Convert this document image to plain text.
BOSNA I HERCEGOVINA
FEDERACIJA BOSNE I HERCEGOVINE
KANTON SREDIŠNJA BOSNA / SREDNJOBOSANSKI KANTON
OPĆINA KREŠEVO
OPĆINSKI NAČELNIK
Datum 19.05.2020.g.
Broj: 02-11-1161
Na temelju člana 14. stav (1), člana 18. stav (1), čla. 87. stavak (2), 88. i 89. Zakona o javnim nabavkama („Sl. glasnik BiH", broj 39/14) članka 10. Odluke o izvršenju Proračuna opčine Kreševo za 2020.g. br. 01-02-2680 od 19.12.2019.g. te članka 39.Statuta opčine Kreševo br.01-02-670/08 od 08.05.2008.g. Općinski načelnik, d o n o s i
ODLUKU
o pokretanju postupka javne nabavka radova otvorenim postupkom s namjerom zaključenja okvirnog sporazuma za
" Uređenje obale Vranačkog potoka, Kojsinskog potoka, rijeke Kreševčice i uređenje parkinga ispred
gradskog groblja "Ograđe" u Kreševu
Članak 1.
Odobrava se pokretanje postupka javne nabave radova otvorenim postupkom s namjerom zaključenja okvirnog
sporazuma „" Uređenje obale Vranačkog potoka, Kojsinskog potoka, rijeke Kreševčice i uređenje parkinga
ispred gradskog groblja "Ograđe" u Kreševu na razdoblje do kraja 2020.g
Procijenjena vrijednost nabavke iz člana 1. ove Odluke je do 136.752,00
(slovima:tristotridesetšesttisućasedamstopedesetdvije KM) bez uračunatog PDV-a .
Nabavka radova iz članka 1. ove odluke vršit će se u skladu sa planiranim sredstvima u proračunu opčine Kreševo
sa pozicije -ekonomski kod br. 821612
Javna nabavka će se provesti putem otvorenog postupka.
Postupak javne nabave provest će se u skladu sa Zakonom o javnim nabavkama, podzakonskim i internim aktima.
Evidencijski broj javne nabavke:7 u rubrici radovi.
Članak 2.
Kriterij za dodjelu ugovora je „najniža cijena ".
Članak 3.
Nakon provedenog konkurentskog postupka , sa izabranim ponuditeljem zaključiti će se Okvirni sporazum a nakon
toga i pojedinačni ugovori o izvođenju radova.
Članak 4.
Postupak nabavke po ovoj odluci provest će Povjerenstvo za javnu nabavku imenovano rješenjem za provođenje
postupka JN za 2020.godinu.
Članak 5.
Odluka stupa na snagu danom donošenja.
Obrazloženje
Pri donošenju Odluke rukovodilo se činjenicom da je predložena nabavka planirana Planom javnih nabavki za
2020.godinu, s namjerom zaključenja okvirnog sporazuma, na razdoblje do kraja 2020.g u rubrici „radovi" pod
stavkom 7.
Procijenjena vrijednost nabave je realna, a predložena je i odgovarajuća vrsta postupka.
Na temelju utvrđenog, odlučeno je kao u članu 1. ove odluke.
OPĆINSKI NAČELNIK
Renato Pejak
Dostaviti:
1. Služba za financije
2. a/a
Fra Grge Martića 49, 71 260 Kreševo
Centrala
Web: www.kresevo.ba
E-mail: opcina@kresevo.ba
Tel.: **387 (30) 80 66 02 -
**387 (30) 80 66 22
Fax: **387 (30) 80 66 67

^^^^^^^^

**To be done**
Give every line of the material that includes the string "nabavkama".

**Solution**
Na temelju člana 14. stav (1), člana 18. stav (1), čla. 87. stavak (2), 88. i 89. Zakona o javnim nabavkama („Sl. glasnik BiH", broj 39/14) članka 10. Odluke o izvršenju Proračuna opčine Kreševo za 2020.g. br. 01-02-2680 od 19.12.2019.g. te članka 39.Statuta opčine Kreševo br.01-02-670/08 od 08.05.2008.g. Općinski načelnik, d o n o s i
Postupak javne nabave provest će se u skladu sa Zakonom o javnim nabavkama, podzakonskim i internim aktima.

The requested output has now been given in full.